» **WRITTEN REQUEST**:
Pull out every line below containing the word "icon".

» **DATA SECTION**:
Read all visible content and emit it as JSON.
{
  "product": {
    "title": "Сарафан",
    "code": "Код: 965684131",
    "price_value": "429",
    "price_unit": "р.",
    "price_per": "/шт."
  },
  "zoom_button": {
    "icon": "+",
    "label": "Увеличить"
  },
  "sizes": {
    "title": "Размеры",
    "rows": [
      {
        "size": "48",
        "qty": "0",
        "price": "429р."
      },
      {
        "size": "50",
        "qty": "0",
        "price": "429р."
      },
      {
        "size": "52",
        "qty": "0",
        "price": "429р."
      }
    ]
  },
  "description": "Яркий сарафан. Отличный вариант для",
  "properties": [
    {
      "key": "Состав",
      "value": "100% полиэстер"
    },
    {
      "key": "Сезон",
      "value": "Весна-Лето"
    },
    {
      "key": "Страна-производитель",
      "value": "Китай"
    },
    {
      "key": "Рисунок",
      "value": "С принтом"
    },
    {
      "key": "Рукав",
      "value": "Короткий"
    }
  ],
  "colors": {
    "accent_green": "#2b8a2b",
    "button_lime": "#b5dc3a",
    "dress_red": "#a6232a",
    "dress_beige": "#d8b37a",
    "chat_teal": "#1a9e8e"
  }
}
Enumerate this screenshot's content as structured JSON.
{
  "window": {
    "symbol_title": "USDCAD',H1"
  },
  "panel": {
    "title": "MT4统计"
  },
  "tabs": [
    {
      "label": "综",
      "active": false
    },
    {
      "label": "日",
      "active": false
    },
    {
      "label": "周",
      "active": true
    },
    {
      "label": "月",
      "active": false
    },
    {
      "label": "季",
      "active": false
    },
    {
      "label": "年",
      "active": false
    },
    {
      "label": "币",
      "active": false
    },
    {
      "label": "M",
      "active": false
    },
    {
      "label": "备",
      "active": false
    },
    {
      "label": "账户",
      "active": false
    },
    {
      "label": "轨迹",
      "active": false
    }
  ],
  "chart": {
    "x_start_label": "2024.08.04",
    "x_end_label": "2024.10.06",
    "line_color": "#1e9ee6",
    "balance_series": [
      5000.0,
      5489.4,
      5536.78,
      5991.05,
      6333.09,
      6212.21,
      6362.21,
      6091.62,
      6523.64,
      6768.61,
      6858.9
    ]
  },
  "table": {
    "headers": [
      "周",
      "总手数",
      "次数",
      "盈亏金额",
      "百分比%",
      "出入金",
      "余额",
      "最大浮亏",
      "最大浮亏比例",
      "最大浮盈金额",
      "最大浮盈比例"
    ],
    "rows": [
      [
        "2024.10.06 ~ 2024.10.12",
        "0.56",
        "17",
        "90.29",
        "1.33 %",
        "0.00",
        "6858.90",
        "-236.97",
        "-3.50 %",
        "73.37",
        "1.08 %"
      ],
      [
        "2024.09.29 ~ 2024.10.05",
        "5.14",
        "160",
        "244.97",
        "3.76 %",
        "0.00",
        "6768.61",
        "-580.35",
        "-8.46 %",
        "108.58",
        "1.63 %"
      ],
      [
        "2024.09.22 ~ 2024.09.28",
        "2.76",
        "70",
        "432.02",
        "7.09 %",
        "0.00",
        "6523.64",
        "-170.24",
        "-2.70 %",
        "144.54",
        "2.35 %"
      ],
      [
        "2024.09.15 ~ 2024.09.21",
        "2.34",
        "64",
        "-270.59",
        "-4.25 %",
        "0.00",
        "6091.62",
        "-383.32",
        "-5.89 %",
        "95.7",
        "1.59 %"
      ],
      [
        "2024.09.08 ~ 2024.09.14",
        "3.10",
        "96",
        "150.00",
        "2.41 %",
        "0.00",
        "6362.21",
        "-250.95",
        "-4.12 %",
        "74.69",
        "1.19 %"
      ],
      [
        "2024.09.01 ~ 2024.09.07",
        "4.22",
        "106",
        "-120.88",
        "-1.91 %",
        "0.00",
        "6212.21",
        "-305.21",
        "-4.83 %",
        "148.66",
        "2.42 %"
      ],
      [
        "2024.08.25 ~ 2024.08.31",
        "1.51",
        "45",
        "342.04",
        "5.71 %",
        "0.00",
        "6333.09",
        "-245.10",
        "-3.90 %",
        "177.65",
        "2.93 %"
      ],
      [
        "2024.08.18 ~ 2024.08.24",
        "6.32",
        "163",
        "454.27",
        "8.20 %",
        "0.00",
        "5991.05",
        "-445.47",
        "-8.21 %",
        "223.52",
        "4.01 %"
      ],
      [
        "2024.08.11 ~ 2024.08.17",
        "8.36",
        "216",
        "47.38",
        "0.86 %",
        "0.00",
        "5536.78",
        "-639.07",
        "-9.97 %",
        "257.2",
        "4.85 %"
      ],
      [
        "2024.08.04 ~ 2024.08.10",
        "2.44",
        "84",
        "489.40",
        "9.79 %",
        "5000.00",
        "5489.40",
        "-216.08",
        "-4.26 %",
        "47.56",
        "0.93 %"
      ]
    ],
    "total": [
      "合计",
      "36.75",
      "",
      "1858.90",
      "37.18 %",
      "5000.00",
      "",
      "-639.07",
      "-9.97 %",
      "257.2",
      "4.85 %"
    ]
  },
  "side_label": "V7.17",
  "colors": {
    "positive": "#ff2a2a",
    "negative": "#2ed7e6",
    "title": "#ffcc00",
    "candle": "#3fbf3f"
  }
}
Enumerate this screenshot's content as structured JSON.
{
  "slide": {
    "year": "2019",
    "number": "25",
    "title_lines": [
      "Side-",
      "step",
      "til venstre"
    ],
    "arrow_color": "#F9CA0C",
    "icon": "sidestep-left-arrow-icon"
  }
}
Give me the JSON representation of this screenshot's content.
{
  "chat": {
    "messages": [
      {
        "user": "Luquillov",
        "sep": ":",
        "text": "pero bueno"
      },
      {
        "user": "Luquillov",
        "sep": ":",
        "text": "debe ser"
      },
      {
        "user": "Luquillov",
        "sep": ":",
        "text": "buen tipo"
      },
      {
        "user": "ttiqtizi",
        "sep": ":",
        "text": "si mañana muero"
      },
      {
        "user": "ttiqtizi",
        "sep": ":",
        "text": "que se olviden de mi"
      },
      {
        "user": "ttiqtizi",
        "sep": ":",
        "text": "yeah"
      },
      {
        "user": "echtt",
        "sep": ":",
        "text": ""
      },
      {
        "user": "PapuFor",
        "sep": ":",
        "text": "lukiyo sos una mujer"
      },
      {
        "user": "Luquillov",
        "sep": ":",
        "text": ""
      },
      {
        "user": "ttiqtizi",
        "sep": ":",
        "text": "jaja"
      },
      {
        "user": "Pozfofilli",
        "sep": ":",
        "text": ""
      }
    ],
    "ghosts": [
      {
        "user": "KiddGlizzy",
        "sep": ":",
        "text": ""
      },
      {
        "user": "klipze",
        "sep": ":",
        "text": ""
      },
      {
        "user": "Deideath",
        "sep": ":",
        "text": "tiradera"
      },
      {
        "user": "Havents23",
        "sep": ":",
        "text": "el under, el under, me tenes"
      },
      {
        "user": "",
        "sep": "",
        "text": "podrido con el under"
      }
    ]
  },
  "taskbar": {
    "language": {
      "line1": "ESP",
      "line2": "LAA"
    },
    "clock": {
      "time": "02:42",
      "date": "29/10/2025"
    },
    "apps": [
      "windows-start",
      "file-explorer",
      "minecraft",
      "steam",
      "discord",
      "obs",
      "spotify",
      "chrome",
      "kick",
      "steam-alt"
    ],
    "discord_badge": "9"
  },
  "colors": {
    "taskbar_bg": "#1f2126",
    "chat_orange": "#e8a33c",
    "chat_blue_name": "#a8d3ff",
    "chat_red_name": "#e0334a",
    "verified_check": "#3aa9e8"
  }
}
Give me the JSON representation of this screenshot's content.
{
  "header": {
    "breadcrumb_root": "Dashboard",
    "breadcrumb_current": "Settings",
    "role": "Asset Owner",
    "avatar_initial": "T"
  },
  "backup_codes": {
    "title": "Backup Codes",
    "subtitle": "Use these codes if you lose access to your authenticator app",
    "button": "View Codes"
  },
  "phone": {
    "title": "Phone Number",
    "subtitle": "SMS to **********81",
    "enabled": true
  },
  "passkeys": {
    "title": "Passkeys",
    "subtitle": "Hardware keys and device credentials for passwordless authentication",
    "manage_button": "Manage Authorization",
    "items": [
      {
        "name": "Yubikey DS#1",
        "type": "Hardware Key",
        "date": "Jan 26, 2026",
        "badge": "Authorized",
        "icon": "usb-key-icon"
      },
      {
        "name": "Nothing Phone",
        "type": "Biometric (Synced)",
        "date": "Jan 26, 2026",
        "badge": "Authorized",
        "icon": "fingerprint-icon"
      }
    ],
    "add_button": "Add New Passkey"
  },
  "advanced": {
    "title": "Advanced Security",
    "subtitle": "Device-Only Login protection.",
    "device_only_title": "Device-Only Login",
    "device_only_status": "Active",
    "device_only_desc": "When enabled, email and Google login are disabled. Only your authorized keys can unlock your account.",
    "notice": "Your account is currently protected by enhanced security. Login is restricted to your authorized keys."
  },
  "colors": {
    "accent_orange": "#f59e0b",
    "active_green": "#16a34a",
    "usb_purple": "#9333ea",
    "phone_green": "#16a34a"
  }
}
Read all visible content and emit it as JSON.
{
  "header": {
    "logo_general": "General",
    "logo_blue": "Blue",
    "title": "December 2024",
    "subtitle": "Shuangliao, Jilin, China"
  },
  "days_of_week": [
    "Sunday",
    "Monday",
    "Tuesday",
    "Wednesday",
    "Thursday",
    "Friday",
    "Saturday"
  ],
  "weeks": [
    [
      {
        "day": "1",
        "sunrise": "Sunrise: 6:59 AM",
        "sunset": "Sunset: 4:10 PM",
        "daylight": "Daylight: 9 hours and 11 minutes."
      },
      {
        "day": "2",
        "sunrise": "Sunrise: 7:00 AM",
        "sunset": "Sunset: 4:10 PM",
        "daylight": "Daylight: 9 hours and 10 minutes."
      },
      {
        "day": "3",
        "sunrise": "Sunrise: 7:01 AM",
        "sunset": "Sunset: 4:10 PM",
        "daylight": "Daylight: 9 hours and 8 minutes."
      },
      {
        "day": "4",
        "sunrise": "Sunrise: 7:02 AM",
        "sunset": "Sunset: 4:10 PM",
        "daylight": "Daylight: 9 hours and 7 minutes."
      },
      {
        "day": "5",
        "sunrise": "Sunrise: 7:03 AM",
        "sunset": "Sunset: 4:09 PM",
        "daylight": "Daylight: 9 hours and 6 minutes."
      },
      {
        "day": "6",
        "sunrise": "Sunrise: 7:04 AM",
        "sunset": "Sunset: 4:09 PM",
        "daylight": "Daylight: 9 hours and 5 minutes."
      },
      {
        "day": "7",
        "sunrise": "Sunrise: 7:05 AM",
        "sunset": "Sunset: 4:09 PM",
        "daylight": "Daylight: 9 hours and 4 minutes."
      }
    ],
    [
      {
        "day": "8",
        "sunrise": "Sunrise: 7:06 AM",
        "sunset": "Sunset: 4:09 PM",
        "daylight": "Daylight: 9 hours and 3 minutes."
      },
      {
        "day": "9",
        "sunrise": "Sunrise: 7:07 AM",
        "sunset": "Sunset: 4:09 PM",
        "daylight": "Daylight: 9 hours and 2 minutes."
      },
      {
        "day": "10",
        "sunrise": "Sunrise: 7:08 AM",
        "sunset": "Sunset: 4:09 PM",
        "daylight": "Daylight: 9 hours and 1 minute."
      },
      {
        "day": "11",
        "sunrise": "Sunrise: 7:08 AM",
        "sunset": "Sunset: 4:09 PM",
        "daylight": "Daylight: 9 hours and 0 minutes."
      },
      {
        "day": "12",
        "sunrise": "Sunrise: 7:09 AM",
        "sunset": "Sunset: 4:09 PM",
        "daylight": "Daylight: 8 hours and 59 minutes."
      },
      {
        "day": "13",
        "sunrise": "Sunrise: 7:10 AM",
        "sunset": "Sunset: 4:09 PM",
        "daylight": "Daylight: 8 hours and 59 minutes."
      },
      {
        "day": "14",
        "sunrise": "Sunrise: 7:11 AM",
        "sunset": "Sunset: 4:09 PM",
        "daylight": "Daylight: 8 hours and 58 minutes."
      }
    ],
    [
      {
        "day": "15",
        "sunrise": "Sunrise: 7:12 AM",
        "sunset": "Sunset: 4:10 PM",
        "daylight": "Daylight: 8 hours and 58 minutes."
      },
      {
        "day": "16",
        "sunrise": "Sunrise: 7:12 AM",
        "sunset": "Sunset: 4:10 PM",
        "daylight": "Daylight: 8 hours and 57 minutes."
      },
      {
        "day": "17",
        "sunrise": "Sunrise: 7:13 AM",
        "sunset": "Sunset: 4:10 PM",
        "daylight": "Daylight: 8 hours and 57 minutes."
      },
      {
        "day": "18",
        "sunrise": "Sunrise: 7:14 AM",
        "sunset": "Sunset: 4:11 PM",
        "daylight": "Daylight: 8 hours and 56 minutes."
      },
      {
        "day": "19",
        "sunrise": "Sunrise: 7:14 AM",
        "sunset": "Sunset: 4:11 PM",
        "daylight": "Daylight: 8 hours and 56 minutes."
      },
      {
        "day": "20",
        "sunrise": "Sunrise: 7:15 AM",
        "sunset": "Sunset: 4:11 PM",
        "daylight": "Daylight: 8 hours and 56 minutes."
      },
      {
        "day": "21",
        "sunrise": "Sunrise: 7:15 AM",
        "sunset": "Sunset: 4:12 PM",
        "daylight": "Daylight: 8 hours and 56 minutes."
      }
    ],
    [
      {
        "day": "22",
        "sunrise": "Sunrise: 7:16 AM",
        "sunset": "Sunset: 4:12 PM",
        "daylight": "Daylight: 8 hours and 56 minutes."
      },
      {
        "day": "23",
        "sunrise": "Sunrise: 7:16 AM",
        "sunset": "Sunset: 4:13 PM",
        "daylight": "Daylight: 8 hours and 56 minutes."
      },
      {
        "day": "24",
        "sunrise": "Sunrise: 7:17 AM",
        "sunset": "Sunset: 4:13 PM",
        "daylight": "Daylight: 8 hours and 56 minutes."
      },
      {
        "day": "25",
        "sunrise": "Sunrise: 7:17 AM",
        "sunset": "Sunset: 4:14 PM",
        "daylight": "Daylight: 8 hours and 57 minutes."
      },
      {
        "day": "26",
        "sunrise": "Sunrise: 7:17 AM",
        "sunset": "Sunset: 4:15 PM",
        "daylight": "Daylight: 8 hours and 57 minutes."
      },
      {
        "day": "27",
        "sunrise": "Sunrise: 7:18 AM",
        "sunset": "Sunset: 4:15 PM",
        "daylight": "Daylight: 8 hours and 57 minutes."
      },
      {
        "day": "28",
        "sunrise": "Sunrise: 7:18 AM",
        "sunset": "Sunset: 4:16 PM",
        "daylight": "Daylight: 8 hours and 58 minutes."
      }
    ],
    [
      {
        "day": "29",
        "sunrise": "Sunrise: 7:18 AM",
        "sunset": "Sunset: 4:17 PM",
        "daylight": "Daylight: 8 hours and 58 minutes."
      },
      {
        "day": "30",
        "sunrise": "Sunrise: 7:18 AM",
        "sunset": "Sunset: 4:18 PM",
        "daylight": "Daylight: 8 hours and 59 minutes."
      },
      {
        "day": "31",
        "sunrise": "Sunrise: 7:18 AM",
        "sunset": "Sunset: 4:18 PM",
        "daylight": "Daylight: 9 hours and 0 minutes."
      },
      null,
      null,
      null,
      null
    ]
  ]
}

» **FULL ANSWER**:
    "icon": "+",
    "icon": "sidestep-left-arrow-icon"
        "icon": "usb-key-icon"
        "icon": "fingerprint-icon"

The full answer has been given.